▸ The task: Gather each line of the records where "Annual" appears.

▸ Material supplied:

◇ ◇ ◇ ◇ ◇ ◇ ◇

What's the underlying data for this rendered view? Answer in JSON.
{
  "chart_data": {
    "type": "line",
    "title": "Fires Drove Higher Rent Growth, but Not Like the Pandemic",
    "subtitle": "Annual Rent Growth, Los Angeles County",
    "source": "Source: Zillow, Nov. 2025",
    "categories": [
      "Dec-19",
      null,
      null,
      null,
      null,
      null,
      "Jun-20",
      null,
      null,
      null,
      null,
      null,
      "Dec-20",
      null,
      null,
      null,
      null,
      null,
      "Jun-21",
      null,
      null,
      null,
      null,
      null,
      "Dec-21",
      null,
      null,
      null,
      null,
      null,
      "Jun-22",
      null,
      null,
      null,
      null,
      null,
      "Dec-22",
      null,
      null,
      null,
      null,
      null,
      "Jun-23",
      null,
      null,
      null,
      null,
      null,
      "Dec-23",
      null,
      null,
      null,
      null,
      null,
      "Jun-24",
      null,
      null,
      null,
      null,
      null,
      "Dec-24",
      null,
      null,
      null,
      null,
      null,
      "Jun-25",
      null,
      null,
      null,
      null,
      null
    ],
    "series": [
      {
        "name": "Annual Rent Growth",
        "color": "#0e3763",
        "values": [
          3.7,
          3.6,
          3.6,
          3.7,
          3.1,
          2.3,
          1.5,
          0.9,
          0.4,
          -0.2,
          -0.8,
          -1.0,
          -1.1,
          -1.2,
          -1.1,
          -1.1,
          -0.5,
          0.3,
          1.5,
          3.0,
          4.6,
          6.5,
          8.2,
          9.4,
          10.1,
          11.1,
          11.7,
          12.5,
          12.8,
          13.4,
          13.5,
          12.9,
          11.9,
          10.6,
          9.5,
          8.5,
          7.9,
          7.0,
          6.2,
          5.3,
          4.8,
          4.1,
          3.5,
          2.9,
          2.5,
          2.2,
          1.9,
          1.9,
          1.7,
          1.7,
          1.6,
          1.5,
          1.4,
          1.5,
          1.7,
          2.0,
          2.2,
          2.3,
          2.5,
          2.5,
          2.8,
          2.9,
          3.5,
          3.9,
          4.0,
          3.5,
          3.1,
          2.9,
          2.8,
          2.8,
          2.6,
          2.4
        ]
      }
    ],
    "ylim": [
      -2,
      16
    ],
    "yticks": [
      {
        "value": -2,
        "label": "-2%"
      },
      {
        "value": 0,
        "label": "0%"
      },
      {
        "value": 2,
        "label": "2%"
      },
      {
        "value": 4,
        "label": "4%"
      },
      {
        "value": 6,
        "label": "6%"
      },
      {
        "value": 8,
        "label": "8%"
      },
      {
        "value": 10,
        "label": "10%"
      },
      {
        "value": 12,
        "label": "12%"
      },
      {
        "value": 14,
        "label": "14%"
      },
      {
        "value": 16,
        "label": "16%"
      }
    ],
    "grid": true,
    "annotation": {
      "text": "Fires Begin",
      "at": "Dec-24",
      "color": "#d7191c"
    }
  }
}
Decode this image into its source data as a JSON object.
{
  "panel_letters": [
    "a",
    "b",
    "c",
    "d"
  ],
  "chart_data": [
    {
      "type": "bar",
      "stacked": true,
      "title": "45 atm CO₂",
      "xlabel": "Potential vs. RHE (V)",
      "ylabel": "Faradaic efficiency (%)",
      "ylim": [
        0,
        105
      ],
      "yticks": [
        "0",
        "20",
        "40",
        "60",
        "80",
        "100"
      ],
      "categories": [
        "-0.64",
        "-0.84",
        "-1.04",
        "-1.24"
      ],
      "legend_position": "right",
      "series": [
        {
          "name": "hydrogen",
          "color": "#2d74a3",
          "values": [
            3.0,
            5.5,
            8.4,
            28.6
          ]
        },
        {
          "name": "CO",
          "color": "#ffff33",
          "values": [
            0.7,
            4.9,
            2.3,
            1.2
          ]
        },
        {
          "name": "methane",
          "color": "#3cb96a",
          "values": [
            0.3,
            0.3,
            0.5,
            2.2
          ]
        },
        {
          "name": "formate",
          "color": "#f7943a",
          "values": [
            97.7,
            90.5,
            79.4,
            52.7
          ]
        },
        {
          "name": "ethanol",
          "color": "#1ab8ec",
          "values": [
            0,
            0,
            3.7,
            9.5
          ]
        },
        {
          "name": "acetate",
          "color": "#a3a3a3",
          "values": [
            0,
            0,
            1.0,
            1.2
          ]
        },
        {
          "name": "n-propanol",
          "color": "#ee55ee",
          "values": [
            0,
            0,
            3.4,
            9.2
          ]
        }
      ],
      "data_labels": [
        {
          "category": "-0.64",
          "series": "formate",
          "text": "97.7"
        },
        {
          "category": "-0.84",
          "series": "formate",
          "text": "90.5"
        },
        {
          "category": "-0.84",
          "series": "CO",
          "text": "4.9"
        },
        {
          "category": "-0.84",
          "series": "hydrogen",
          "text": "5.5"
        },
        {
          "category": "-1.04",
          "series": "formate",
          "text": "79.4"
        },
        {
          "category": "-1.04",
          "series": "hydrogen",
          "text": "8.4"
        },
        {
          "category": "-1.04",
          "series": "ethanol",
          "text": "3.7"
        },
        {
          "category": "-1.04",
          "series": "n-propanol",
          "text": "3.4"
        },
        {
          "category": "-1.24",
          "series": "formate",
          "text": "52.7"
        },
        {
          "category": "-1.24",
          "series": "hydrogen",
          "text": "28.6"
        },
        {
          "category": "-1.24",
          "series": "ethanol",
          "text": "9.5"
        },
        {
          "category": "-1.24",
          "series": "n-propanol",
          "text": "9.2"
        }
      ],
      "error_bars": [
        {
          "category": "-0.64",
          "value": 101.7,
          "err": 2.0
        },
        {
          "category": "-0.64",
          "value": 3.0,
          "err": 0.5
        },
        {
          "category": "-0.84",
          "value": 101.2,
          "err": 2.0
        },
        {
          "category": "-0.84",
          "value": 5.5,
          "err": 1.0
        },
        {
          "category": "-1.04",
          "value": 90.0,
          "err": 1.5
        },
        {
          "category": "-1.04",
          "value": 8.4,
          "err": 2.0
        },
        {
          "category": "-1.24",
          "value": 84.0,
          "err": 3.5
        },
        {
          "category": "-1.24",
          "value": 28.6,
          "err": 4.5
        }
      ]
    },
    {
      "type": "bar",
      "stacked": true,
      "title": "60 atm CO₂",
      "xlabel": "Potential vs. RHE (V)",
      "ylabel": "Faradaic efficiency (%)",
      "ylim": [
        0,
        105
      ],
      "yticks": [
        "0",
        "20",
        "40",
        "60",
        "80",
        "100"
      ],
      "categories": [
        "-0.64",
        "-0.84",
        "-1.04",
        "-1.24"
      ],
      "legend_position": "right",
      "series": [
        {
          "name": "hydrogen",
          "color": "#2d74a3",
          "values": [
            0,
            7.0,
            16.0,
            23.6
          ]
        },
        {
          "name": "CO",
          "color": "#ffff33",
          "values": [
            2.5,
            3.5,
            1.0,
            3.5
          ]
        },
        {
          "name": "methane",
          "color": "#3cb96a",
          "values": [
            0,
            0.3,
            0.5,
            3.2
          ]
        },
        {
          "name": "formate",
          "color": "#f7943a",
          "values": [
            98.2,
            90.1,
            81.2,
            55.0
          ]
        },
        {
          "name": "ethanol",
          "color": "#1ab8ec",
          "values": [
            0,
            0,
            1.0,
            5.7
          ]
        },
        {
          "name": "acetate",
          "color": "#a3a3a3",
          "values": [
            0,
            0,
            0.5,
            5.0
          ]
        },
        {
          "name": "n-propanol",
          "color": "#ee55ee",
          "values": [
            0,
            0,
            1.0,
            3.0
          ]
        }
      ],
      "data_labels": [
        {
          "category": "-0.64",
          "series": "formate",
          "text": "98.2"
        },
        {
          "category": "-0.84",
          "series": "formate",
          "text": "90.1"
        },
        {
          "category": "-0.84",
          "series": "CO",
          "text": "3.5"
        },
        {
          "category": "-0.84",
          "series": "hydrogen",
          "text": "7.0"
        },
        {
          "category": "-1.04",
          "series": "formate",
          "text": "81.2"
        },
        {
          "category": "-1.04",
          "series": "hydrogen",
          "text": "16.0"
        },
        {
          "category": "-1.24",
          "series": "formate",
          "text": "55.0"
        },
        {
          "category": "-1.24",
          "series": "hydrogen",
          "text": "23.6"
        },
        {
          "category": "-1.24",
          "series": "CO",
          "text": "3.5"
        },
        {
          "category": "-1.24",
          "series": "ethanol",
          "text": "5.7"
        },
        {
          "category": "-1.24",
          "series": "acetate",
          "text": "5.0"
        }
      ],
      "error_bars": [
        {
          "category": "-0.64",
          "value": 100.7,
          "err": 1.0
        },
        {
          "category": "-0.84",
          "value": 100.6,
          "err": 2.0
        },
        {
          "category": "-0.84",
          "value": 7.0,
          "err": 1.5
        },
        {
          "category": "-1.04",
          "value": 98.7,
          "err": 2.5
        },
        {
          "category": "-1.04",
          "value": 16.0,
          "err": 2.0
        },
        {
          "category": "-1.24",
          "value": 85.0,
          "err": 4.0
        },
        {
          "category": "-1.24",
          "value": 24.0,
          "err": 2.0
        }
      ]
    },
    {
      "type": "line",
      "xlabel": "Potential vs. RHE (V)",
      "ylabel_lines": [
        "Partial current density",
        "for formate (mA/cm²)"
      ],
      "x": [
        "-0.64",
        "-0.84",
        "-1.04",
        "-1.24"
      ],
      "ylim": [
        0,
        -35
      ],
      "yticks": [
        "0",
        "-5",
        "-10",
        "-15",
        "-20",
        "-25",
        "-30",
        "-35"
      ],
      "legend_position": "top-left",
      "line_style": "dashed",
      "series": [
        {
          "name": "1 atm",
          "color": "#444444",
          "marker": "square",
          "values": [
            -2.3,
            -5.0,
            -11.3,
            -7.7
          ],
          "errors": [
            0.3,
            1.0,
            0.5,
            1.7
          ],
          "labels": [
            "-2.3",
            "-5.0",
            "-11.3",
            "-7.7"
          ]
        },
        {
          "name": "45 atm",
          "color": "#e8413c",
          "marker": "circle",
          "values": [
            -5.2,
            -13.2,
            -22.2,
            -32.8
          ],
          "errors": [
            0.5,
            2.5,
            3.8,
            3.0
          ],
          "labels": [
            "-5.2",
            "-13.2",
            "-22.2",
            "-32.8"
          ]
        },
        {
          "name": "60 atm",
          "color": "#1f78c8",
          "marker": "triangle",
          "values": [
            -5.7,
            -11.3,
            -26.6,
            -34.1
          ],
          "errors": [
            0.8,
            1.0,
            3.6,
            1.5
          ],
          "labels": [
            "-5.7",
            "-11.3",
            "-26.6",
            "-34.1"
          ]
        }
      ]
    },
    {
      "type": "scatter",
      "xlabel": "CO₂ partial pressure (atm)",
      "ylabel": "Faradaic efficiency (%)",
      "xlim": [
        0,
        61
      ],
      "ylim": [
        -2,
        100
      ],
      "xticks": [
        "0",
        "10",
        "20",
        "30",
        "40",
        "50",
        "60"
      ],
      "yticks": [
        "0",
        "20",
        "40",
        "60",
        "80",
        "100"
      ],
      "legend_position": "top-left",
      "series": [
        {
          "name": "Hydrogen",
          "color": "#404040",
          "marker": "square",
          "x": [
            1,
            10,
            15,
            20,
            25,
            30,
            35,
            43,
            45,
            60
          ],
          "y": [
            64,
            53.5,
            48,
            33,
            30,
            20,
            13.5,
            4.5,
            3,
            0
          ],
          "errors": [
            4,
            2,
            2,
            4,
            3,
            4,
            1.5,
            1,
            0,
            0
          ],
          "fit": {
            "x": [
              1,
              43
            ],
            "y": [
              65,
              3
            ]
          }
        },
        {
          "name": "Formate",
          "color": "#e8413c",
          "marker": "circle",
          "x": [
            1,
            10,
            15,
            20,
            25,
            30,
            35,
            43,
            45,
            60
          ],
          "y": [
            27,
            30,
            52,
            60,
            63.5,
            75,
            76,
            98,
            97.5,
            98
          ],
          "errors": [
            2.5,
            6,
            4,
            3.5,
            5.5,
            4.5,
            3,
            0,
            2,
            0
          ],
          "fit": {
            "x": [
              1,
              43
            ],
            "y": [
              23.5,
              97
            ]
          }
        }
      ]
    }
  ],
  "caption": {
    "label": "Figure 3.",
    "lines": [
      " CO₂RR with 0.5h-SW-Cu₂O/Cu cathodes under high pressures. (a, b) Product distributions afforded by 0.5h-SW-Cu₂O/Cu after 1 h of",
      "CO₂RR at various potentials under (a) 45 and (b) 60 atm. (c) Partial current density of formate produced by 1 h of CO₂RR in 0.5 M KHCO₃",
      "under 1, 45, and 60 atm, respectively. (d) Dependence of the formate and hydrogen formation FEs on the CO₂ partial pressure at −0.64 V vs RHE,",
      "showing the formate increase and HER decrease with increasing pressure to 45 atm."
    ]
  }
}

◇ ◇ ◇ ◇ ◇ ◇ ◇

▸ The completed task:
    "subtitle": "Annual Rent Growth, Los Angeles County",
        "name": "Annual Rent Growth",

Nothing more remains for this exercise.